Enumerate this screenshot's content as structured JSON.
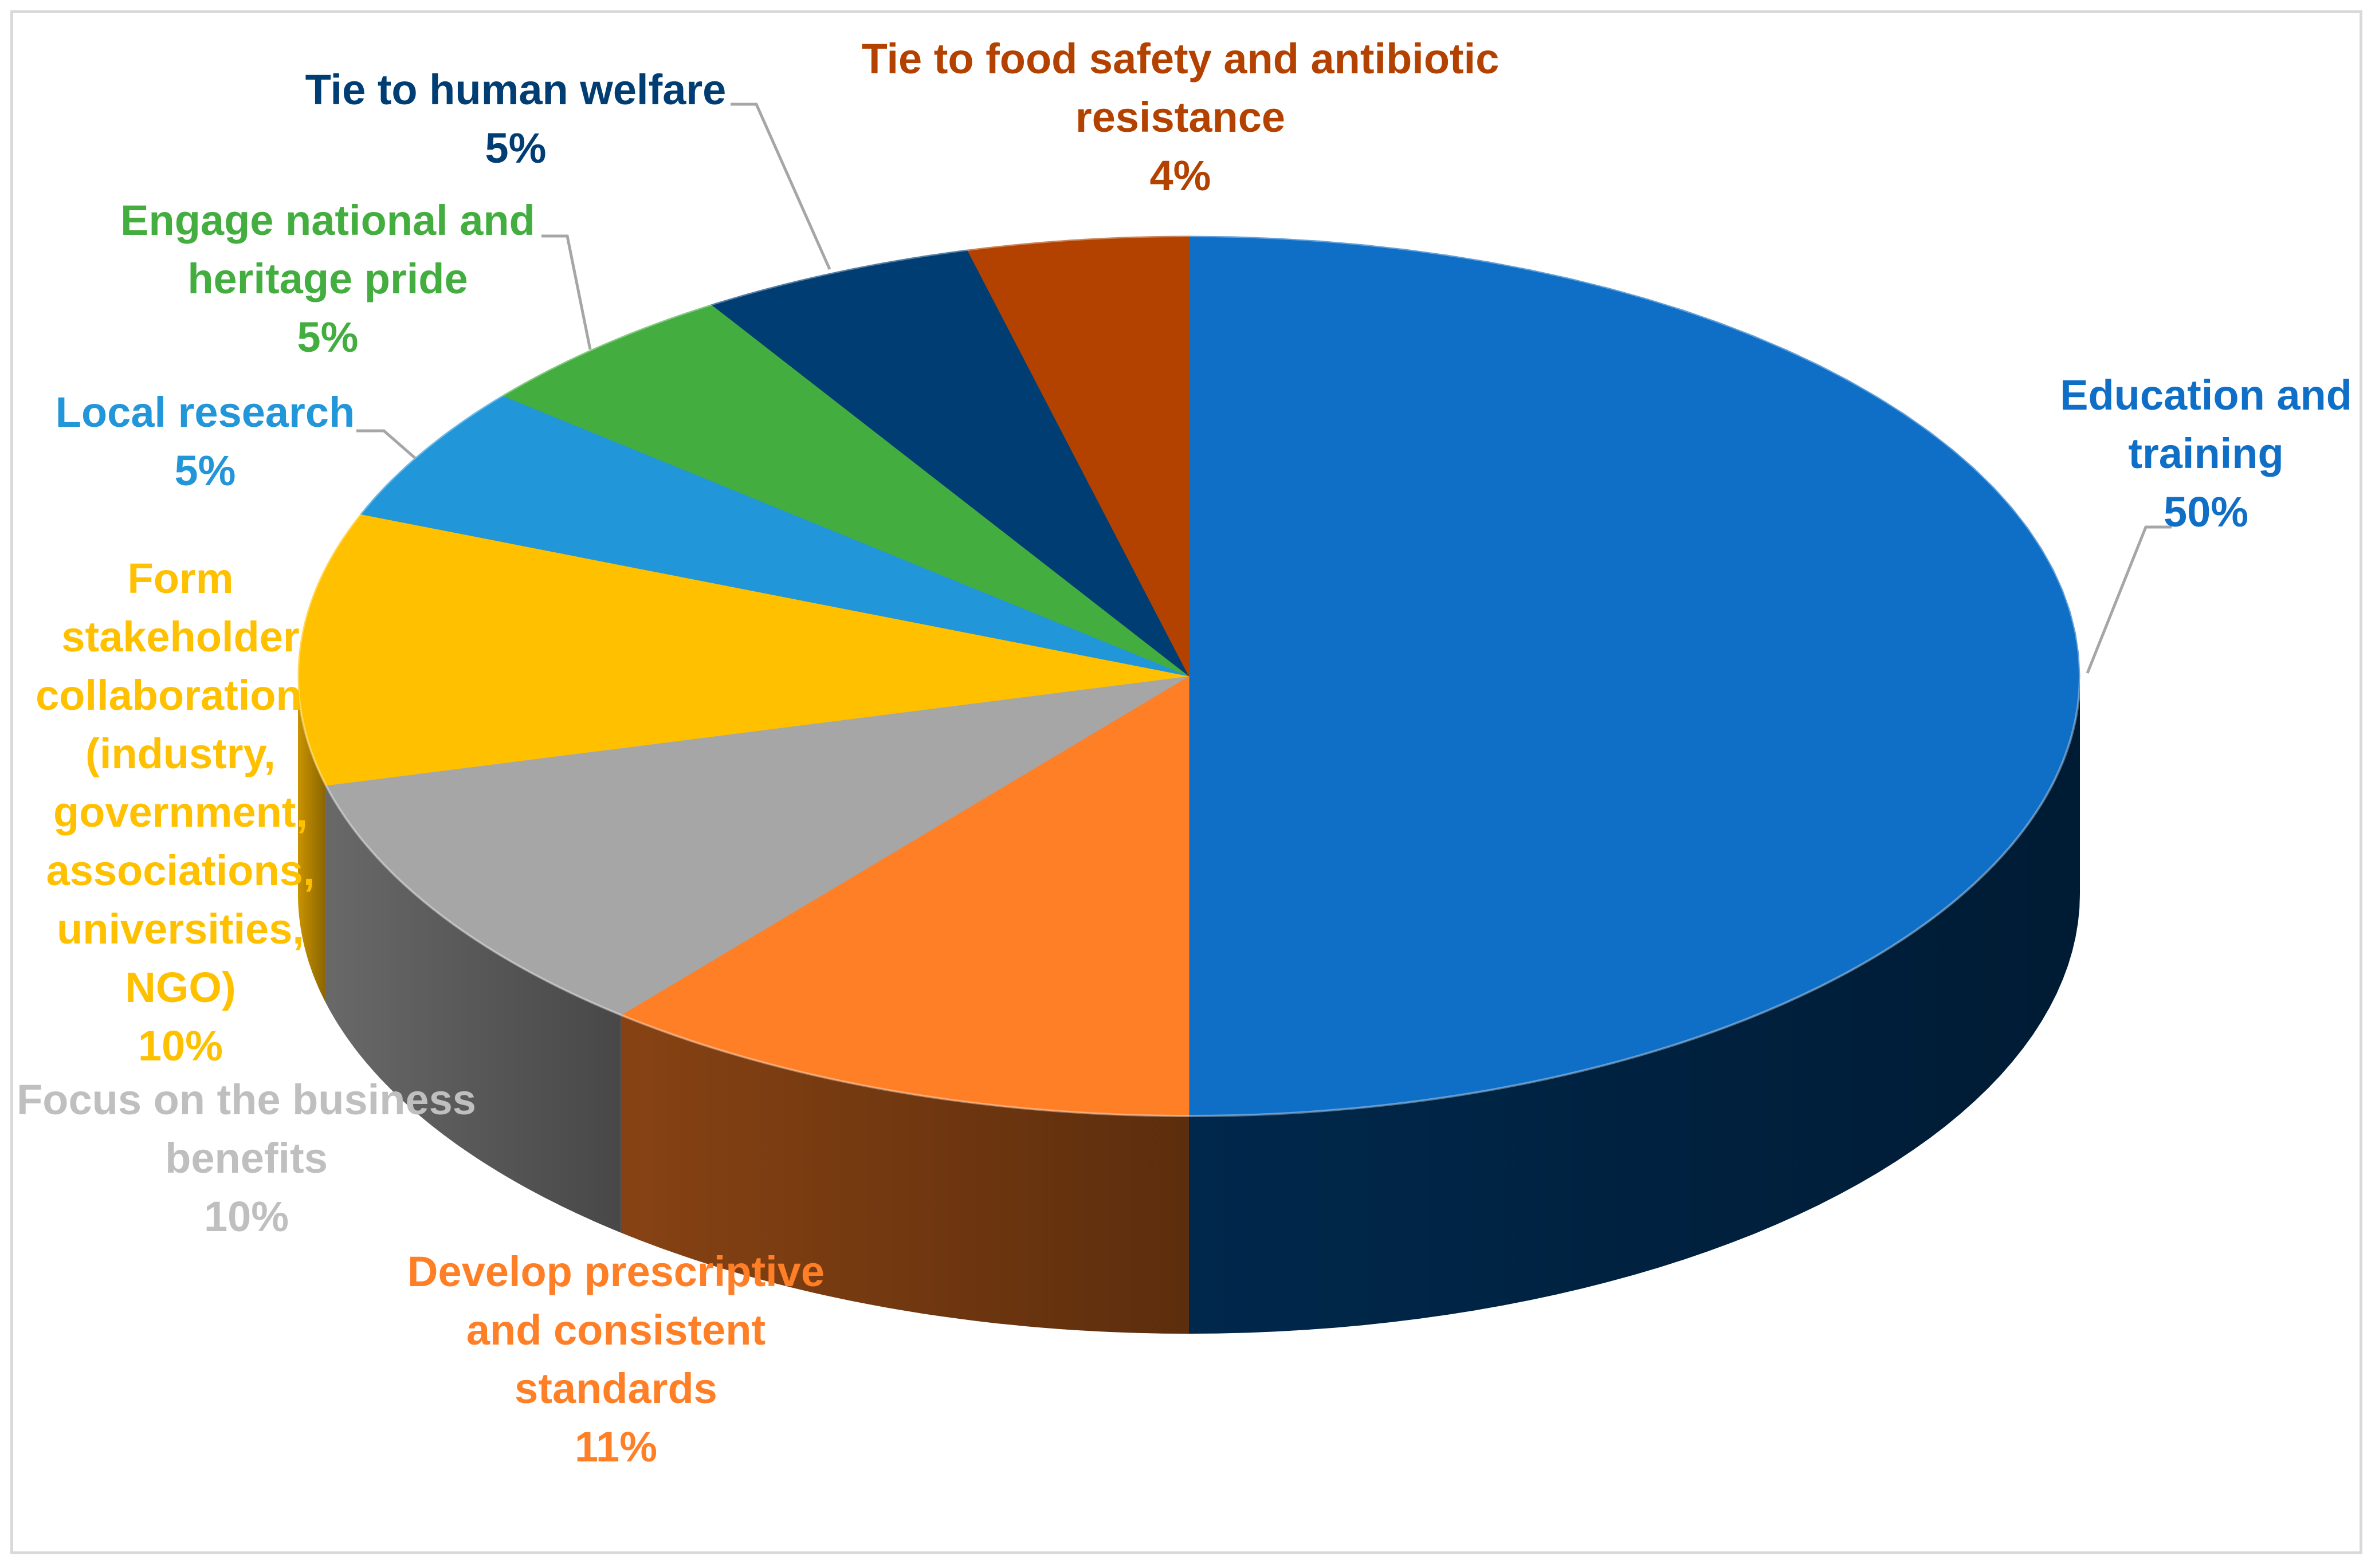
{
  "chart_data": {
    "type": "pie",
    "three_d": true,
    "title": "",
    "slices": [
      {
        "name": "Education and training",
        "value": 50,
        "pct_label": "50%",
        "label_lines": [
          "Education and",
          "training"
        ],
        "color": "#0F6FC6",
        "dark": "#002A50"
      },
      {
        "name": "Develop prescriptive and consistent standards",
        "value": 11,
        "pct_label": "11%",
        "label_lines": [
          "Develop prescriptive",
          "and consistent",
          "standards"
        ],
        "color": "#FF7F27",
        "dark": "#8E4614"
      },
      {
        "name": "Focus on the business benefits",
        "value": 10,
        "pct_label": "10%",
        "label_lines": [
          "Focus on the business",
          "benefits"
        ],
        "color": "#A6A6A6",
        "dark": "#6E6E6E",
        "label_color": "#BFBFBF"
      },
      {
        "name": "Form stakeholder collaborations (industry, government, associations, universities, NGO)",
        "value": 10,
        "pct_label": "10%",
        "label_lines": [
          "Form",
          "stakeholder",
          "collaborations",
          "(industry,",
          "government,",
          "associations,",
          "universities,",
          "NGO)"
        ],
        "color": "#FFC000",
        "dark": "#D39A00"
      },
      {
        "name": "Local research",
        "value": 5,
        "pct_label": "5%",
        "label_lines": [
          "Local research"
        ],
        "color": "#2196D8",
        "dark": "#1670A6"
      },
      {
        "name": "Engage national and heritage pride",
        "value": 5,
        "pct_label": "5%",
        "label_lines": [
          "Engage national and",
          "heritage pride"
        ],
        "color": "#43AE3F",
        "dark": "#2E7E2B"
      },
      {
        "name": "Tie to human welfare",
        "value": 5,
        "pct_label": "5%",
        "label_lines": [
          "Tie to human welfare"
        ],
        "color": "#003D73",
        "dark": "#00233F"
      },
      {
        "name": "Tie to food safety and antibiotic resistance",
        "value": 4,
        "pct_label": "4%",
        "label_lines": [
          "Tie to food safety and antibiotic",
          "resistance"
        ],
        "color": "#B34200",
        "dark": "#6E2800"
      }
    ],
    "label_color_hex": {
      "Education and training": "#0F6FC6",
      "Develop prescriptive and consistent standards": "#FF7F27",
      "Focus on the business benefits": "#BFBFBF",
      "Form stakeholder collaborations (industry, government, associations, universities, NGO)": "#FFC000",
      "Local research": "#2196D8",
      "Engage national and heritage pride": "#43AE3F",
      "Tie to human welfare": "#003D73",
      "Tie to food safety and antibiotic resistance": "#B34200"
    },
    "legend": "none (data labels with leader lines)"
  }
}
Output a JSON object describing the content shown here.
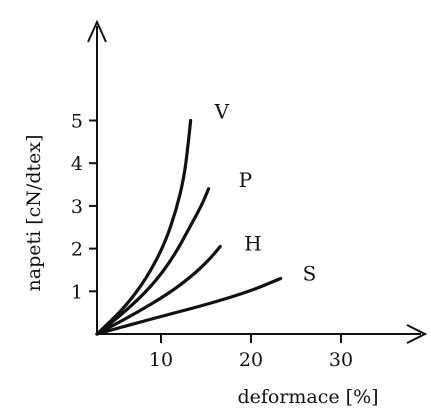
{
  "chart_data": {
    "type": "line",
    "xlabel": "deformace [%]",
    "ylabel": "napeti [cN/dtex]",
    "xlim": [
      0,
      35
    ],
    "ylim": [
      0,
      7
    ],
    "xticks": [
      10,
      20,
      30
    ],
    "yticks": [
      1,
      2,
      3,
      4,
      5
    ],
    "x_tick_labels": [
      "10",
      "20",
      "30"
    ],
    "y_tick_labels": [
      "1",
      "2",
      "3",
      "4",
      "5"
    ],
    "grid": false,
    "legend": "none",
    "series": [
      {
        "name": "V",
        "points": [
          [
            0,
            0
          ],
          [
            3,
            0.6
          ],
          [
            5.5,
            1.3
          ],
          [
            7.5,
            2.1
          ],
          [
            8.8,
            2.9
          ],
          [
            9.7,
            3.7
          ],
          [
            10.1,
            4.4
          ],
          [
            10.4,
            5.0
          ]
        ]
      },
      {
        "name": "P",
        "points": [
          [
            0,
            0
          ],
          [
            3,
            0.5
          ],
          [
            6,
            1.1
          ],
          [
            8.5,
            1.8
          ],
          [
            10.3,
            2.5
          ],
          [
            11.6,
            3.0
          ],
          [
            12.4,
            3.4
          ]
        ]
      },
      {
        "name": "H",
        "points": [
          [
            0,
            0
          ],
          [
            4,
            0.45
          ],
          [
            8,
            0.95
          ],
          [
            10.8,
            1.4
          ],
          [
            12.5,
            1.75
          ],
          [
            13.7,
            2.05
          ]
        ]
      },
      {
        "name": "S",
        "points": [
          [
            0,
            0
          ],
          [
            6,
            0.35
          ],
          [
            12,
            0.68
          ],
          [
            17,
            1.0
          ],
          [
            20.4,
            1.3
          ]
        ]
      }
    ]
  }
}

● Exercise task: Transcribe the records above exactly, omitting every picture they contain.

● Complete response:
Enumerate this screenshot's content as structured JSON.
{
  "chart_data": {
    "type": "pie",
    "three_d": true,
    "title": "",
    "slices": [
      {
        "name": "Education and training",
        "value": 50,
        "pct_label": "50%",
        "label_lines": [
          "Education and",
          "training"
        ],
        "color": "#0F6FC6",
        "dark": "#002A50"
      },
      {
        "name": "Develop prescriptive and consistent standards",
        "value": 11,
        "pct_label": "11%",
        "label_lines": [
          "Develop prescriptive",
          "and consistent",
          "standards"
        ],
        "color": "#FF7F27",
        "dark": "#8E4614"
      },
      {
        "name": "Focus on the business benefits",
        "value": 10,
        "pct_label": "10%",
        "label_lines": [
          "Focus on the business",
          "benefits"
        ],
        "color": "#A6A6A6",
        "dark": "#6E6E6E",
        "label_color": "#BFBFBF"
      },
      {
        "name": "Form stakeholder collaborations (industry, government, associations, universities, NGO)",
        "value": 10,
        "pct_label": "10%",
        "label_lines": [
          "Form",
          "stakeholder",
          "collaborations",
          "(industry,",
          "government,",
          "associations,",
          "universities,",
          "NGO)"
        ],
        "color": "#FFC000",
        "dark": "#D39A00"
      },
      {
        "name": "Local research",
        "value": 5,
        "pct_label": "5%",
        "label_lines": [
          "Local research"
        ],
        "color": "#2196D8",
        "dark": "#1670A6"
      },
      {
        "name": "Engage national and heritage pride",
        "value": 5,
        "pct_label": "5%",
        "label_lines": [
          "Engage national and",
          "heritage pride"
        ],
        "color": "#43AE3F",
        "dark": "#2E7E2B"
      },
      {
        "name": "Tie to human welfare",
        "value": 5,
        "pct_label": "5%",
        "label_lines": [
          "Tie to human welfare"
        ],
        "color": "#003D73",
        "dark": "#00233F"
      },
      {
        "name": "Tie to food safety and antibiotic resistance",
        "value": 4,
        "pct_label": "4%",
        "label_lines": [
          "Tie to food safety and antibiotic",
          "resistance"
        ],
        "color": "#B34200",
        "dark": "#6E2800"
      }
    ],
    "label_color_hex": {
      "Education and training": "#0F6FC6",
      "Develop prescriptive and consistent standards": "#FF7F27",
      "Focus on the business benefits": "#BFBFBF",
      "Form stakeholder collaborations (industry, government, associations, universities, NGO)": "#FFC000",
      "Local research": "#2196D8",
      "Engage national and heritage pride": "#43AE3F",
      "Tie to human welfare": "#003D73",
      "Tie to food safety and antibiotic resistance": "#B34200"
    },
    "legend": "none (data labels with leader lines)"
  }
}
Output a JSON object describing the content shown here.
{
  "chart_data": {
    "type": "line",
    "xlabel": "deformace [%]",
    "ylabel": "napeti [cN/dtex]",
    "xlim": [
      0,
      35
    ],
    "ylim": [
      0,
      7
    ],
    "xticks": [
      10,
      20,
      30
    ],
    "yticks": [
      1,
      2,
      3,
      4,
      5
    ],
    "x_tick_labels": [
      "10",
      "20",
      "30"
    ],
    "y_tick_labels": [
      "1",
      "2",
      "3",
      "4",
      "5"
    ],
    "grid": false,
    "legend": "none",
    "series": [
      {
        "name": "V",
        "points": [
          [
            0,
            0
          ],
          [
            3,
            0.6
          ],
          [
            5.5,
            1.3
          ],
          [
            7.5,
            2.1
          ],
          [
            8.8,
            2.9
          ],
          [
            9.7,
            3.7
          ],
          [
            10.1,
            4.4
          ],
          [
            10.4,
            5.0
          ]
        ]
      },
      {
        "name": "P",
        "points": [
          [
            0,
            0
          ],
          [
            3,
            0.5
          ],
          [
            6,
            1.1
          ],
          [
            8.5,
            1.8
          ],
          [
            10.3,
            2.5
          ],
          [
            11.6,
            3.0
          ],
          [
            12.4,
            3.4
          ]
        ]
      },
      {
        "name": "H",
        "points": [
          [
            0,
            0
          ],
          [
            4,
            0.45
          ],
          [
            8,
            0.95
          ],
          [
            10.8,
            1.4
          ],
          [
            12.5,
            1.75
          ],
          [
            13.7,
            2.05
          ]
        ]
      },
      {
        "name": "S",
        "points": [
          [
            0,
            0
          ],
          [
            6,
            0.35
          ],
          [
            12,
            0.68
          ],
          [
            17,
            1.0
          ],
          [
            20.4,
            1.3
          ]
        ]
      }
    ]
  }
}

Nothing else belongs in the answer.